Data extracted from a collection:
⟨

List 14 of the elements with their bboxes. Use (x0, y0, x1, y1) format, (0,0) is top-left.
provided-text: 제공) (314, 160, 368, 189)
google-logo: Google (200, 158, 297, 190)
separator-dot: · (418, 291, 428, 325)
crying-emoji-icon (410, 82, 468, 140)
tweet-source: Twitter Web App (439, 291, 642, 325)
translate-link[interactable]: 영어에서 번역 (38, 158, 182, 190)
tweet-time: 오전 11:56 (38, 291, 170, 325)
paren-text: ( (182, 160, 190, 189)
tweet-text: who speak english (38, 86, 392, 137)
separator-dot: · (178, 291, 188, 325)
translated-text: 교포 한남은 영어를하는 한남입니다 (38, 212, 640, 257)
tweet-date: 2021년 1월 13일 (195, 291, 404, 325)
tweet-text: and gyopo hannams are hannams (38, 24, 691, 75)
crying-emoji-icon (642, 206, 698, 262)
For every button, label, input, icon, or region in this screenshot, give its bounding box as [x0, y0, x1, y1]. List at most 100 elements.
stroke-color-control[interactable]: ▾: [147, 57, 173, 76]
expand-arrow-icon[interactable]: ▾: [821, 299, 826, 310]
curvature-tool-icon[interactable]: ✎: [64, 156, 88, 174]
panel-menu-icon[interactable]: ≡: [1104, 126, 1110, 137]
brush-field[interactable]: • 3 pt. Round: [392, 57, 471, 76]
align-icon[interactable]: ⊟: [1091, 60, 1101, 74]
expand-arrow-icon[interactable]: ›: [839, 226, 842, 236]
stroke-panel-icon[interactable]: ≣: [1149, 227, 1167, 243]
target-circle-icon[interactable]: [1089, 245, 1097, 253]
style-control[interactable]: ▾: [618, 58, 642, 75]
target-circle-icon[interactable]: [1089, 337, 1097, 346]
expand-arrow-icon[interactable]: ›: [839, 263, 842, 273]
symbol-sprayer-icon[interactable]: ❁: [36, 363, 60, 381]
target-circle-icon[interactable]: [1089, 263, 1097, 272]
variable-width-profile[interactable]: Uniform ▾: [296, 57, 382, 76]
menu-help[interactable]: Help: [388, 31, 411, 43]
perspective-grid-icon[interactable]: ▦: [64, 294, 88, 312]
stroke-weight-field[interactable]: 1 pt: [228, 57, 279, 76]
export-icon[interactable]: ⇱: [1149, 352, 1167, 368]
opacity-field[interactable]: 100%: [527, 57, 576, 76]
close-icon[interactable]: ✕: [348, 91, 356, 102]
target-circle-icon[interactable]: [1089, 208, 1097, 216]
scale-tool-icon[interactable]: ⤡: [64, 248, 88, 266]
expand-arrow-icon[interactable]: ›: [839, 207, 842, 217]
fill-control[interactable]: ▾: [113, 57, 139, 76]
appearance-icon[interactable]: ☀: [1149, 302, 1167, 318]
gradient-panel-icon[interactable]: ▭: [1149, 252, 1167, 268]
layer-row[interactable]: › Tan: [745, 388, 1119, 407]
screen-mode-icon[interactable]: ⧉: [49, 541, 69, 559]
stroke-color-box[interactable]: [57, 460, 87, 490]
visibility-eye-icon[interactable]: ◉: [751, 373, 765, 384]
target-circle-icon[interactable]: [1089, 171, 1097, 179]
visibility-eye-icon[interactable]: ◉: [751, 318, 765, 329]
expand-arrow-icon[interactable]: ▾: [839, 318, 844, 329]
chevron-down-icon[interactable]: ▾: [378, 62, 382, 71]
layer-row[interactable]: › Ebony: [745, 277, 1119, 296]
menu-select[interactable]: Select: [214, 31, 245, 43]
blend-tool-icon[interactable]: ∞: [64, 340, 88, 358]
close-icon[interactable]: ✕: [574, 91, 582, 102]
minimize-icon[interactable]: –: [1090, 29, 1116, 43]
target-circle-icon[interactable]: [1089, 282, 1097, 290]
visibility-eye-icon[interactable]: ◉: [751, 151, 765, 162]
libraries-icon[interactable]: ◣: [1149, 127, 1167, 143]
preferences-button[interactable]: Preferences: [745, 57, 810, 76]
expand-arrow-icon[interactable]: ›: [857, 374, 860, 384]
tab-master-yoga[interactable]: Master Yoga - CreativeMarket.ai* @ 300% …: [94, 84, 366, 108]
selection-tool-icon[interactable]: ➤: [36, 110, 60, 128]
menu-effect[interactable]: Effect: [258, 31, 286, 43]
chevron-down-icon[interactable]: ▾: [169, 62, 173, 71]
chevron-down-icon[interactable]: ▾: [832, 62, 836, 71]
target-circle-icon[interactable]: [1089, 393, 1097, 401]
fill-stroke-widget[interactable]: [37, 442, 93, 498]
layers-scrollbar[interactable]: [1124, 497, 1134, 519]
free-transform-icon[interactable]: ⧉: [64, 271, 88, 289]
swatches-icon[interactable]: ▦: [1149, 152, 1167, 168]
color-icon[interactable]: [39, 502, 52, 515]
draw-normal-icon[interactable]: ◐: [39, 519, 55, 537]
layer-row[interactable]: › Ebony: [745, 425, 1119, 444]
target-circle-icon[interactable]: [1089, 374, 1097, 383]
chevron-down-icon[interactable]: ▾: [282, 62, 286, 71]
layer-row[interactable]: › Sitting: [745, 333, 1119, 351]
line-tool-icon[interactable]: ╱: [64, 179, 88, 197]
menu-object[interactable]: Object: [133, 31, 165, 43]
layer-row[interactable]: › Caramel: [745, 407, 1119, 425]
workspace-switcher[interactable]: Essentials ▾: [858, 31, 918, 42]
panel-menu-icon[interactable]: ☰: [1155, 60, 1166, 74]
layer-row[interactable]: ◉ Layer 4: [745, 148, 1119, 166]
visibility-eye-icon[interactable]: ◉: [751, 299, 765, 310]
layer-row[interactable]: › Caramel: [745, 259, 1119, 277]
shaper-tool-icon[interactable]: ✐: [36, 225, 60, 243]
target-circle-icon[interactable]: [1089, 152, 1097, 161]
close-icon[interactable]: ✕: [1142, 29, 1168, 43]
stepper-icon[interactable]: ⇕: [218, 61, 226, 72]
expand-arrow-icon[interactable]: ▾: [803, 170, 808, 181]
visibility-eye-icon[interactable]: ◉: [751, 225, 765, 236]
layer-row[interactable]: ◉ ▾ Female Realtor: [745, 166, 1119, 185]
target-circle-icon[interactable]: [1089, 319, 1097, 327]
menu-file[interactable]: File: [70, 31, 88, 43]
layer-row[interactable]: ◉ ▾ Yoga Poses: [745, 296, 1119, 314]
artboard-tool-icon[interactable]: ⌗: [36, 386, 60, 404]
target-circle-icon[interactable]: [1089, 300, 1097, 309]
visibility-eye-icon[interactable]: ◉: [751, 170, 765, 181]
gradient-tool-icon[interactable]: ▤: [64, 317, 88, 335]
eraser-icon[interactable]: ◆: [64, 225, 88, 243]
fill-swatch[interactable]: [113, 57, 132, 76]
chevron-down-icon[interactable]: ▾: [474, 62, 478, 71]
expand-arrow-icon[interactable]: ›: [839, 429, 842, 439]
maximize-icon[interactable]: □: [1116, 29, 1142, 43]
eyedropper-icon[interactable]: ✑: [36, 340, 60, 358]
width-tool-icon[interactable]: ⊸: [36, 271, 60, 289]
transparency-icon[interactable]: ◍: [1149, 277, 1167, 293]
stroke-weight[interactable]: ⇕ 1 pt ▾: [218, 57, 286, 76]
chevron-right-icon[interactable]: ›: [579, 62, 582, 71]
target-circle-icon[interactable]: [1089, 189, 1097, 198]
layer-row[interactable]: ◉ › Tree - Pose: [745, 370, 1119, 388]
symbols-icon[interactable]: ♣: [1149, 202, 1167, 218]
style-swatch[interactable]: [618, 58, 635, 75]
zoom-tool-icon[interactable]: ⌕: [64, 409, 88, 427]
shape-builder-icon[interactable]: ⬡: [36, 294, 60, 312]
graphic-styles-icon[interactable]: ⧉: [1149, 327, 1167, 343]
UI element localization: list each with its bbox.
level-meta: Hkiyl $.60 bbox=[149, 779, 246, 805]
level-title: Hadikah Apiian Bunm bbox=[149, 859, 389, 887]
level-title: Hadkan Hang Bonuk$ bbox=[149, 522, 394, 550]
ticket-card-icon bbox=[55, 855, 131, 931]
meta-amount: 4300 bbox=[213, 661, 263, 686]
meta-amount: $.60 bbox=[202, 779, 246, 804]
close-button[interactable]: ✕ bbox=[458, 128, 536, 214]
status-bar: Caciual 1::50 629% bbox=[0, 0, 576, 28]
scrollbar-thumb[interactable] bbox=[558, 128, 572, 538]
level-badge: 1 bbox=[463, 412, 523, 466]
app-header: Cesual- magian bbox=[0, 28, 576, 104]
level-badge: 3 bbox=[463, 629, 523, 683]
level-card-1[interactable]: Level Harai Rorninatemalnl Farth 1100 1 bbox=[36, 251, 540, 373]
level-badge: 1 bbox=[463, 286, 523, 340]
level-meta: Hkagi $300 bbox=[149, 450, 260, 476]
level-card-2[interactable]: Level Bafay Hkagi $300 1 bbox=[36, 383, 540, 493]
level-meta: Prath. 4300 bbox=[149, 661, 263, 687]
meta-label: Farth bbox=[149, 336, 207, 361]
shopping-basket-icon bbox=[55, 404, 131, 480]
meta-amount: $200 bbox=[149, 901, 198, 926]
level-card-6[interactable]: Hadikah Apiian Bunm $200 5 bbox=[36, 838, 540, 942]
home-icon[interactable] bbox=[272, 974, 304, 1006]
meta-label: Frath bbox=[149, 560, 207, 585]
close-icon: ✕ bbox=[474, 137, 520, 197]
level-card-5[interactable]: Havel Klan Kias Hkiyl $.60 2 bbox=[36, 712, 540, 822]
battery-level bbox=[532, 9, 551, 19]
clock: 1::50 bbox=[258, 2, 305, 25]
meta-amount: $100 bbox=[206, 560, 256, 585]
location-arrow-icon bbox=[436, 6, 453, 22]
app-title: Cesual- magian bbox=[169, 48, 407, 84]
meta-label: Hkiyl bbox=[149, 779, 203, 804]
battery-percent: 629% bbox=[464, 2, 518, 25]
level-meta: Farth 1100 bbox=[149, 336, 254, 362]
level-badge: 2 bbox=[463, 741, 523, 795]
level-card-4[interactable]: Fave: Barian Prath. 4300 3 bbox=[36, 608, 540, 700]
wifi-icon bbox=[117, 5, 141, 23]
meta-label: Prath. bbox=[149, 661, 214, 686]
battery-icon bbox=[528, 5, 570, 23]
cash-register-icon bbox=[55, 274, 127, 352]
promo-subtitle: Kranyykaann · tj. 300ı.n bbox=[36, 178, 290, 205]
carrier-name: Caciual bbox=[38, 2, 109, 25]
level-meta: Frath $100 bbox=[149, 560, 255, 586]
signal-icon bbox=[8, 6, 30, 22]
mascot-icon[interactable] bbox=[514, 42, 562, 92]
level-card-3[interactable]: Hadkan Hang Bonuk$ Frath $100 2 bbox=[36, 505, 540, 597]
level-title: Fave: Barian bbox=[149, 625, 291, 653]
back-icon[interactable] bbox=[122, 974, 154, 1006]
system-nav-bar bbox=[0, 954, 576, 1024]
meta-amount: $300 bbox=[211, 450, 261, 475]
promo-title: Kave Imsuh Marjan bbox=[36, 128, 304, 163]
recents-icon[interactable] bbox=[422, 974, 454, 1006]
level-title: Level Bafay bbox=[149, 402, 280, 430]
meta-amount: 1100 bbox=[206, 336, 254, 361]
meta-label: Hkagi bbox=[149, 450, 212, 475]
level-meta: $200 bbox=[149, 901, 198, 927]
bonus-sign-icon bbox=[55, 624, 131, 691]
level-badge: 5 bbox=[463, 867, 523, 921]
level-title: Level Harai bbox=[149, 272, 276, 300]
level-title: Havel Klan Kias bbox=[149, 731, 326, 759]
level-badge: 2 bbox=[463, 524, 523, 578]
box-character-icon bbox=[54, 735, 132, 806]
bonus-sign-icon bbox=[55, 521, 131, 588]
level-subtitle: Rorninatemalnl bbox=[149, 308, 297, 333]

⟩

# To do
Copy the lines above word for word, starting at the first line and ending at the line that contains "style-control[interactable]: ▾: [618, 58, 642, 75]".

# Full answer
List 14 of the elements with their bboxes. Use (x0, y0, x1, y1) format, (0,0) is top-left.
provided-text: 제공) (314, 160, 368, 189)
google-logo: Google (200, 158, 297, 190)
separator-dot: · (418, 291, 428, 325)
crying-emoji-icon (410, 82, 468, 140)
tweet-source: Twitter Web App (439, 291, 642, 325)
translate-link[interactable]: 영어에서 번역 (38, 158, 182, 190)
tweet-time: 오전 11:56 (38, 291, 170, 325)
paren-text: ( (182, 160, 190, 189)
tweet-text: who speak english (38, 86, 392, 137)
separator-dot: · (178, 291, 188, 325)
translated-text: 교포 한남은 영어를하는 한남입니다 (38, 212, 640, 257)
tweet-date: 2021년 1월 13일 (195, 291, 404, 325)
tweet-text: and gyopo hannams are hannams (38, 24, 691, 75)
crying-emoji-icon (642, 206, 698, 262)
For every button, label, input, icon, or region in this screenshot, give its bounding box as [x0, y0, x1, y1]. List at most 100 elements.
stroke-color-control[interactable]: ▾: [147, 57, 173, 76]
expand-arrow-icon[interactable]: ▾: [821, 299, 826, 310]
curvature-tool-icon[interactable]: ✎: [64, 156, 88, 174]
panel-menu-icon[interactable]: ≡: [1104, 126, 1110, 137]
brush-field[interactable]: • 3 pt. Round: [392, 57, 471, 76]
align-icon[interactable]: ⊟: [1091, 60, 1101, 74]
expand-arrow-icon[interactable]: ›: [839, 226, 842, 236]
stroke-panel-icon[interactable]: ≣: [1149, 227, 1167, 243]
target-circle-icon[interactable]: [1089, 245, 1097, 253]
style-control[interactable]: ▾: [618, 58, 642, 75]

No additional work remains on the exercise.